Directive
Omit all pictures. Copy the rest of the material exactly.

------------------------------------------------------------

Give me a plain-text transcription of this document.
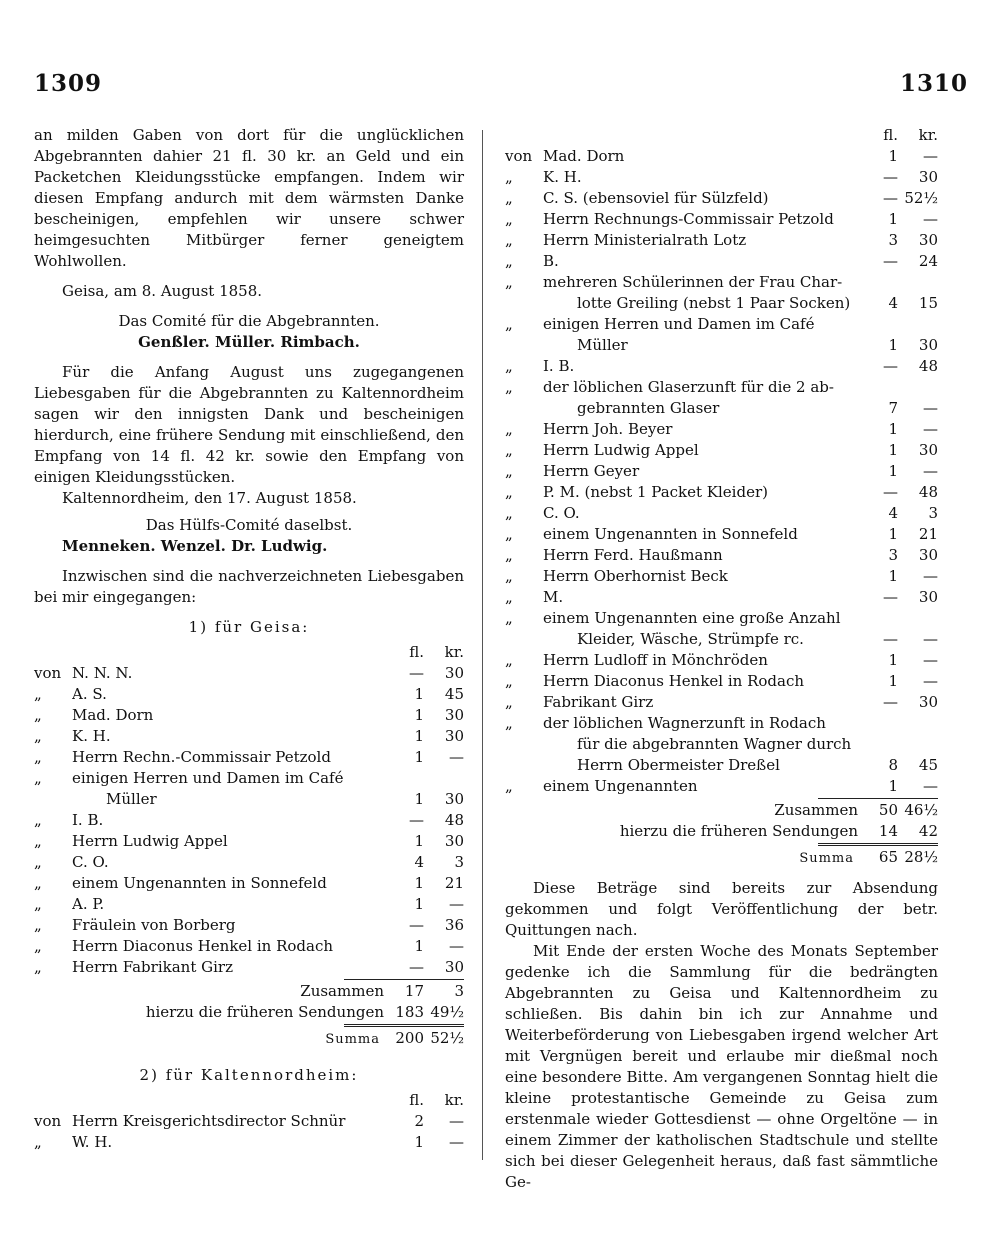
1309	1310

an milden Gaben von dort für die unglücklichen Abgebrannten dahier 21 fl. 30 kr. an Geld und ein Packetchen Kleidungsstücke empfangen. Indem wir diesen Empfang andurch mit dem wärmsten Danke bescheinigen, empfehlen wir unsere schwer heimgesuchten Mitbürger ferner geneigtem Wohlwollen.

Geisa, am 8. August 1858.

Das Comité für die Abgebrannten.

Genßler. Müller. Rimbach.

Für die Anfang August uns zugegangenen Liebesgaben für die Abgebrannten zu Kaltennordheim sagen wir den innigsten Dank und bescheinigen hierdurch, eine frühere Sendung mit einschließend, den Empfang von 14 fl. 42 kr. sowie den Empfang von einigen Kleidungsstücken.

Kaltennordheim, den 17. August 1858.

Das Hülfs-Comité daselbst.

Menneken. Wenzel. Dr. Ludwig.

Inzwischen sind die nachverzeichneten Liebesgaben bei mir eingegangen:

1) für Geisa:
fl.	kr.
von N. N. N.	—	30
„	A. S.	1	45
„	Mad. Dorn	1	30
„	K. H.	1	30
„	Herrn Rechn.-Commissair Petzold	1	—
„	einigen Herren und Damen im Café
Müller	1	30
„	I. B.	—	48
„	Herrn Ludwig Appel	1	30
„	C. O.	4	3
„	einem Ungenannten in Sonnefeld	1	21
„	A. P.	1	—
„	Fräulein von Borberg	—	36
„	Herrn Diaconus Henkel in Rodach	1	—
„	Herrn Fabrikant Girz	—	30
Zusammen	17	3
hierzu die früheren Sendungen 183 49½
Summa	200 52½
2) für Kaltennordheim:
fl.	kr.
von Herrn Kreisgerichtsdirector Schnür	2	—
„	W. H.	1	—
fl.	kr.
von Mad. Dorn	1	—
„	K. H.	—	30
„	C. S. (ebensoviel für Sülzfeld)	— 52½
„	Herrn Rechnungs-Commissair Petzold	1	—
„	Herrn Ministerialrath Lotz	3	30
„	B.	—	24
„	mehreren Schülerinnen der Frau Char-
lotte Greiling (nebst 1 Paar Socken)	4	15
„	einigen Herren und Damen im Café
Müller	1	30
„	I. B.	—	48
„	der löblichen Glaserzunft für die 2 ab-
gebrannten Glaser	7	—
„	Herrn Joh. Beyer	1	—
„	Herrn Ludwig Appel	1	30
„	Herrn Geyer	1	—
„	P. M. (nebst 1 Packet Kleider)	—	48
„	C. O.	4	3
„	einem Ungenannten in Sonnefeld	1	21
„	Herrn Ferd. Haußmann	3	30
„	Herrn Oberhornist Beck	1	—
„	M.	—	30
„	einem Ungenannten eine große Anzahl
Kleider, Wäsche, Strümpfe rc.	—	—
„	Herrn Ludloff in Mönchröden	1	—
„	Herrn Diaconus Henkel in Rodach	1	—
„	Fabrikant Girz	—	30
„	der löblichen Wagnerzunft in Rodach
für die abgebrannten Wagner durch
Herrn Obermeister Dreßel	8	45
„	einem Ungenannten	1	—
Zusammen	50 46½
hierzu die früheren Sendungen	14	42
Summa	65 28½

Diese Beträge sind bereits zur Absendung gekommen und folgt Veröffentlichung der betr. Quittungen nach.

Mit Ende der ersten Woche des Monats September gedenke ich die Sammlung für die bedrängten Abgebrannten zu Geisa und Kaltennordheim zu schließen. Bis dahin bin ich zur Annahme und Weiterbeförderung von Liebesgaben irgend welcher Art mit Vergnügen bereit und erlaube mir dießmal noch eine besondere Bitte. Am vergangenen Sonntag hielt die kleine protestantische Gemeinde zu Geisa zum erstenmale wieder Gottesdienst — ohne Orgeltöne — in einem Zimmer der katholischen Stadtschule und stellte sich bei dieser Gelegenheit heraus, daß fast sämmtliche Ge-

------------------------------------------------------------

Answer to the task
Give me a plain-text transcription of this document.
1309	1310

an milden Gaben von dort für die unglücklichen Abgebrannten dahier 21 fl. 30 kr. an Geld und ein Packetchen Kleidungsstücke empfangen. Indem wir diesen Empfang andurch mit dem wärmsten Danke bescheinigen, empfehlen wir unsere schwer heimgesuchten Mitbürger ferner geneigtem Wohlwollen.

Geisa, am 8. August 1858.

Das Comité für die Abgebrannten.

Genßler. Müller. Rimbach.

Für die Anfang August uns zugegangenen Liebesgaben für die Abgebrannten zu Kaltennordheim sagen wir den innigsten Dank und bescheinigen hierdurch, eine frühere Sendung mit einschließend, den Empfang von 14 fl. 42 kr. sowie den Empfang von einigen Kleidungsstücken.

Kaltennordheim, den 17. August 1858.

Das Hülfs-Comité daselbst.

Menneken. Wenzel. Dr. Ludwig.

Inzwischen sind die nachverzeichneten Liebesgaben bei mir eingegangen:

1) für Geisa:
fl.	kr.
von N. N. N.	—	30
„	A. S.	1	45
„	Mad. Dorn	1	30
„	K. H.	1	30
„	Herrn Rechn.-Commissair Petzold	1	—
„	einigen Herren und Damen im Café
Müller	1	30
„	I. B.	—	48
„	Herrn Ludwig Appel	1	30
„	C. O.	4	3
„	einem Ungenannten in Sonnefeld	1	21
„	A. P.	1	—
„	Fräulein von Borberg	—	36
„	Herrn Diaconus Henkel in Rodach	1	—
„	Herrn Fabrikant Girz	—	30
Zusammen	17	3
hierzu die früheren Sendungen 183 49½
Summa	200 52½
2) für Kaltennordheim:
fl.	kr.
von Herrn Kreisgerichtsdirector Schnür	2	—
„	W. H.	1	—
fl.	kr.
von Mad. Dorn	1	—
„	K. H.	—	30
„	C. S. (ebensoviel für Sülzfeld)	— 52½
„	Herrn Rechnungs-Commissair Petzold	1	—
„	Herrn Ministerialrath Lotz	3	30
„	B.	—	24
„	mehreren Schülerinnen der Frau Char-
lotte Greiling (nebst 1 Paar Socken)	4	15
„	einigen Herren und Damen im Café
Müller	1	30
„	I. B.	—	48
„	der löblichen Glaserzunft für die 2 ab-
gebrannten Glaser	7	—
„	Herrn Joh. Beyer	1	—
„	Herrn Ludwig Appel	1	30
„	Herrn Geyer	1	—
„	P. M. (nebst 1 Packet Kleider)	—	48
„	C. O.	4	3
„	einem Ungenannten in Sonnefeld	1	21
„	Herrn Ferd. Haußmann	3	30
„	Herrn Oberhornist Beck	1	—
„	M.	—	30
„	einem Ungenannten eine große Anzahl
Kleider, Wäsche, Strümpfe rc.	—	—
„	Herrn Ludloff in Mönchröden	1	—
„	Herrn Diaconus Henkel in Rodach	1	—
„	Fabrikant Girz	—	30
„	der löblichen Wagnerzunft in Rodach
für die abgebrannten Wagner durch
Herrn Obermeister Dreßel	8	45
„	einem Ungenannten	1	—
Zusammen	50 46½
hierzu die früheren Sendungen	14	42
Summa	65 28½

Diese Beträge sind bereits zur Absendung gekommen und folgt Veröffentlichung der betr. Quittungen nach.

Mit Ende der ersten Woche des Monats September gedenke ich die Sammlung für die bedrängten Abgebrannten zu Geisa und Kaltennordheim zu schließen. Bis dahin bin ich zur Annahme und Weiterbeförderung von Liebesgaben irgend welcher Art mit Vergnügen bereit und erlaube mir dießmal noch eine besondere Bitte. Am vergangenen Sonntag hielt die kleine protestantische Gemeinde zu Geisa zum erstenmale wieder Gottesdienst — ohne Orgeltöne — in einem Zimmer der katholischen Stadtschule und stellte sich bei dieser Gelegenheit heraus, daß fast sämmtliche Ge-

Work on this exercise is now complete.